[Stored rows start]
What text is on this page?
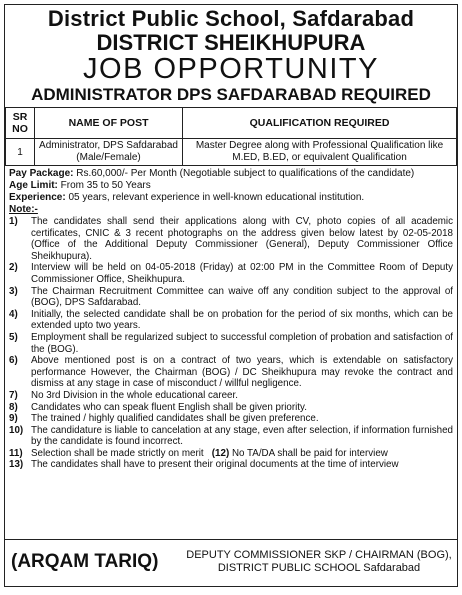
District Public School, Safdarabad
DISTRICT SHEIKHUPURA
JOB OPPORTUNITY
ADMINISTRATOR DPS SAFDARABAD REQUIRED
SR NO	NAME OF POST	QUALIFICATION REQUIRED
1	Administrator, DPS Safdarabad (Male/Female)	Master Degree along with Professional Qualification like M.ED, B.ED, or equivalent Qualification
Pay Package: Rs.60,000/- Per Month (Negotiable subject to qualifications of the candidate)
Age Limit: From 35 to 50 Years
Experience: 05 years, relevant experience in well-known educational institution.
Note:-
1)	The candidates shall send their applications along with CV, photo copies of all academic certificates, CNIC & 3 recent photographs on the address given below latest by 02-05-2018 (Office of the Additional Deputy Commissioner (General), Deputy Commissioner Office Sheikhupura).
2)	Interview will be held on 04-05-2018 (Friday) at 02:00 PM in the Committee Room of Deputy Commissioner Office, Sheikhupura.
3)	The Chairman Recruitment Committee can waive off any condition subject to the approval of (BOG), DPS Safdarabad.
4)	Initially, the selected candidate shall be on probation for the period of six months, which can be extended upto two years.
5)	Employment shall be regularized subject to successful completion of probation and satisfaction of the (BOG).
6)	Above mentioned post is on a contract of two years, which is extendable on satisfactory performance However, the Chairman (BOG) / DC Sheikhupura may revoke the contract and dismiss at any stage in case of misconduct / willful negligence.
7)	No 3rd Division in the whole educational career.
8)	Candidates who can speak fluent English shall be given priority.
9)	The trained / highly qualified candidates shall be given preference.
10) The candidature is liable to cancelation at any stage, even after selection, if information furnished by the candidate is found incorrect.
11) Selection shall be made strictly on merit (12) No TA/DA shall be paid for interview
13) The candidates shall have to present their original documents at the time of interview
(ARQAM TARIQ)	DEPUTY COMMISSIONER SKP / CHAIRMAN (BOG),
DISTRICT PUBLIC SCHOOL Safdarabad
[Stored rows end]
== What you have to do ==
Reproduce the material above verbatim; omit every picture.

== Output for this exercise ==
What text is on this page?
District Public School, Safdarabad
DISTRICT SHEIKHUPURA
JOB OPPORTUNITY
ADMINISTRATOR DPS SAFDARABAD REQUIRED
SR NO	NAME OF POST	QUALIFICATION REQUIRED
1	Administrator, DPS Safdarabad (Male/Female)	Master Degree along with Professional Qualification like M.ED, B.ED, or equivalent Qualification
Pay Package: Rs.60,000/- Per Month (Negotiable subject to qualifications of the candidate)
Age Limit: From 35 to 50 Years
Experience: 05 years, relevant experience in well-known educational institution.
Note:-
1)	The candidates shall send their applications along with CV, photo copies of all academic certificates, CNIC & 3 recent photographs on the address given below latest by 02-05-2018 (Office of the Additional Deputy Commissioner (General), Deputy Commissioner Office Sheikhupura).
2)	Interview will be held on 04-05-2018 (Friday) at 02:00 PM in the Committee Room of Deputy Commissioner Office, Sheikhupura.
3)	The Chairman Recruitment Committee can waive off any condition subject to the approval of (BOG), DPS Safdarabad.
4)	Initially, the selected candidate shall be on probation for the period of six months, which can be extended upto two years.
5)	Employment shall be regularized subject to successful completion of probation and satisfaction of the (BOG).
6)	Above mentioned post is on a contract of two years, which is extendable on satisfactory performance However, the Chairman (BOG) / DC Sheikhupura may revoke the contract and dismiss at any stage in case of misconduct / willful negligence.
7)	No 3rd Division in the whole educational career.
8)	Candidates who can speak fluent English shall be given priority.
9)	The trained / highly qualified candidates shall be given preference.
10) The candidature is liable to cancelation at any stage, even after selection, if information furnished by the candidate is found incorrect.
11) Selection shall be made strictly on merit (12) No TA/DA shall be paid for interview
13) The candidates shall have to present their original documents at the time of interview
(ARQAM TARIQ)	DEPUTY COMMISSIONER SKP / CHAIRMAN (BOG),
DISTRICT PUBLIC SCHOOL Safdarabad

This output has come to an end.